▶ 課題:
以下の抜粋を三文で要約してください。

▶ 抜粋:

>>>

髪を剃らず、袈裟(けさ)、法衣を着ず、里人に雇われて田畑を耕作し、旅人の荷を運んで生活の資を得たという。常に阿弥陀仏の名号(なんまんだぶ)を称えて往生を願い、人々にも念仏を勧めたので、阿弥陀丸と呼ばれたと伝えられる。 『改邪鈔』第3条によれば、親鸞聖人は敬信の行状を範とし敬仰された。(改邪鈔 P.921)
『浄土真宗聖典(注釈版)七祖篇』本願寺出版社
区切り線以下の文章は各投稿者の意見であり本願寺派の見解ではありません。
- インクルード ノート
教信沙弥の逸話は、慶滋保胤編纂の『日本往生極楽記』の勝尾寺の「住僧勝如」の項が初出である。『日本往生極楽記』慶滋保胤 編纂
永観師の『往生拾因』から沙弥教信関連部分を抜書きして、下記に読み下した。乞う校正。
又為散乱人観法難成。大聖悲憐勧称名行。称名易故 相続自念昼夜不休。豈非無間乎。又不簡身浄不浄。不論心専不専。称名不絶必得往生。運心日久引接何疑。又恒所作是定業故。依之但念仏者往生浄土其証非一。
- また散乱の人の観法成じ難きが為に、大聖悲憐して称名の行を勧めたまふ。称名は易きが故に相続し自念して昼夜に休まず、豈(あ)に無間に非ずや。また身の浄・不浄を簡ばず、心の専・不専を論ぜず、称名絶えざれば必ず往生を得るなり。運心、日久しくば何ぞ引接を疑わん。また恒(つね)の所作は是れ定業なるがゆえに、これに依つてただ念仏者、浄土に往生す、その証一にあらず。
如彼播州 沙弥教信等之其仁也。
- かの播州の沙弥教信等これその仁(ひと)なり。

<<<

▶ 抽出資料:

>>>

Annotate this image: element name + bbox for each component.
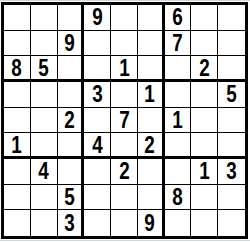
cell-r7c7[interactable] (165, 159, 192, 185)
cell-r4c7[interactable] (165, 82, 192, 108)
given-digit: 2 (199, 56, 209, 79)
given-digit: 2 (119, 159, 129, 183)
sudoku-board: 9697851231527114242135839 (1, 2, 248, 239)
page: 9697851231527114242135839 (0, 0, 250, 242)
cell-r4c9[interactable]: 5 (218, 82, 245, 108)
cell-r1c9[interactable] (218, 5, 245, 31)
given-digit: 1 (12, 133, 22, 156)
given-digit: 1 (119, 56, 129, 79)
given-digit: 2 (64, 108, 74, 132)
cell-r3c8[interactable]: 2 (191, 56, 218, 82)
cell-r8c6[interactable] (138, 185, 165, 211)
cell-r9c6[interactable]: 9 (138, 210, 165, 236)
cell-r5c3[interactable]: 2 (58, 108, 85, 134)
cell-r2c3[interactable]: 9 (58, 31, 85, 57)
cell-r2c1[interactable] (4, 31, 31, 57)
cell-r3c1[interactable]: 8 (4, 56, 31, 82)
cell-r6c3[interactable] (58, 133, 85, 159)
cell-r9c9[interactable] (218, 210, 245, 236)
cell-r1c6[interactable] (138, 5, 165, 31)
cell-r8c2[interactable] (31, 185, 58, 211)
given-digit: 9 (145, 211, 155, 235)
cell-r7c5[interactable]: 2 (111, 159, 138, 185)
cell-r2c6[interactable] (138, 31, 165, 57)
given-digit: 1 (172, 108, 182, 132)
given-digit: 5 (38, 56, 48, 79)
cell-r5c7[interactable]: 1 (165, 108, 192, 134)
cell-r2c9[interactable] (218, 31, 245, 57)
cell-r3c2[interactable]: 5 (31, 56, 58, 82)
cell-r4c1[interactable] (4, 82, 31, 108)
cell-r6c6[interactable]: 2 (138, 133, 165, 159)
cell-r1c7[interactable]: 6 (165, 5, 192, 31)
cell-r2c7[interactable]: 7 (165, 31, 192, 57)
given-digit: 7 (172, 31, 182, 55)
cell-r1c1[interactable] (4, 5, 31, 31)
cell-r1c5[interactable] (111, 5, 138, 31)
cell-r8c3[interactable]: 5 (58, 185, 85, 211)
cell-r1c4[interactable]: 9 (84, 5, 111, 31)
cell-r3c9[interactable] (218, 56, 245, 82)
cell-r1c8[interactable] (191, 5, 218, 31)
cell-r7c3[interactable] (58, 159, 85, 185)
given-digit: 9 (64, 31, 74, 55)
cell-r5c2[interactable] (31, 108, 58, 134)
given-digit: 1 (145, 82, 155, 106)
cell-r3c6[interactable] (138, 56, 165, 82)
given-digit: 8 (12, 56, 22, 79)
cell-r5c8[interactable] (191, 108, 218, 134)
cell-r6c8[interactable] (191, 133, 218, 159)
cell-r4c8[interactable] (191, 82, 218, 108)
cell-r1c2[interactable] (31, 5, 58, 31)
cell-r6c1[interactable]: 1 (4, 133, 31, 159)
cell-r8c9[interactable] (218, 185, 245, 211)
cell-r1c3[interactable] (58, 5, 85, 31)
cell-r5c5[interactable]: 7 (111, 108, 138, 134)
cell-r9c4[interactable] (84, 210, 111, 236)
cell-r4c6[interactable]: 1 (138, 82, 165, 108)
given-digit: 2 (145, 133, 155, 156)
cell-r9c7[interactable] (165, 210, 192, 236)
given-digit: 4 (92, 133, 102, 156)
cell-r5c1[interactable] (4, 108, 31, 134)
cell-r2c5[interactable] (111, 31, 138, 57)
cell-r7c6[interactable] (138, 159, 165, 185)
cell-r9c5[interactable] (111, 210, 138, 236)
given-digit: 5 (64, 185, 74, 209)
cell-r8c5[interactable] (111, 185, 138, 211)
cell-r2c8[interactable] (191, 31, 218, 57)
cell-r3c5[interactable]: 1 (111, 56, 138, 82)
given-digit: 3 (92, 82, 102, 106)
given-digit: 7 (119, 108, 129, 132)
cell-r8c4[interactable] (84, 185, 111, 211)
cell-r5c9[interactable] (218, 108, 245, 134)
cell-r7c4[interactable] (84, 159, 111, 185)
cell-r5c6[interactable] (138, 108, 165, 134)
cell-r7c1[interactable] (4, 159, 31, 185)
cell-r2c4[interactable] (84, 31, 111, 57)
cell-r7c2[interactable]: 4 (31, 159, 58, 185)
cell-r6c9[interactable] (218, 133, 245, 159)
cell-r3c4[interactable] (84, 56, 111, 82)
cell-r9c3[interactable]: 3 (58, 210, 85, 236)
cell-r3c3[interactable] (58, 56, 85, 82)
cell-r4c5[interactable] (111, 82, 138, 108)
cell-r6c5[interactable] (111, 133, 138, 159)
faint-page-gridline-bottom (0, 240, 250, 241)
cell-r3c7[interactable] (165, 56, 192, 82)
cell-r4c3[interactable] (58, 82, 85, 108)
cell-r8c7[interactable]: 8 (165, 185, 192, 211)
cell-r6c7[interactable] (165, 133, 192, 159)
cell-r7c8[interactable]: 1 (191, 159, 218, 185)
cell-r6c2[interactable] (31, 133, 58, 159)
given-digit: 5 (226, 82, 236, 106)
cell-r4c4[interactable]: 3 (84, 82, 111, 108)
given-digit: 4 (38, 159, 48, 183)
given-digit: 6 (172, 5, 182, 29)
given-digit: 3 (226, 159, 236, 183)
cell-r2c2[interactable] (31, 31, 58, 57)
cell-r4c2[interactable] (31, 82, 58, 108)
cell-r9c2[interactable] (31, 210, 58, 236)
given-digit: 1 (199, 159, 209, 183)
cell-r9c1[interactable] (4, 210, 31, 236)
cell-r7c9[interactable]: 3 (218, 159, 245, 185)
faint-page-gridline-top (0, 0, 250, 1)
cell-r8c8[interactable] (191, 185, 218, 211)
cell-r5c4[interactable] (84, 108, 111, 134)
given-digit: 9 (92, 5, 102, 29)
cell-r8c1[interactable] (4, 185, 31, 211)
given-digit: 8 (172, 185, 182, 209)
cell-r6c4[interactable]: 4 (84, 133, 111, 159)
given-digit: 3 (64, 211, 74, 235)
cell-r9c8[interactable] (191, 210, 218, 236)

<<<

▶ 正解:
教信沙弥は髪を剃らず袈裟や法衣も着けずに、田畑の耕作や旅人の荷運びで生活の資を得ながら常に阿弥陀仏の名号を称え、人々にも念仏を勧めたので阿弥陀丸と呼ばれたと伝えられる。『改邪鈔』によれば親鸞聖人はその行状を範として敬い、逸話そのものは慶滋保胤編纂の『日本往生極楽記』に初めて現れる。永観師の『往生拾因』は、称名が絶えなければ身の浄・不浄や心の専・不専を問わず必ず往生を得ると説き、播州の沙弥教信らをその人として挙げている。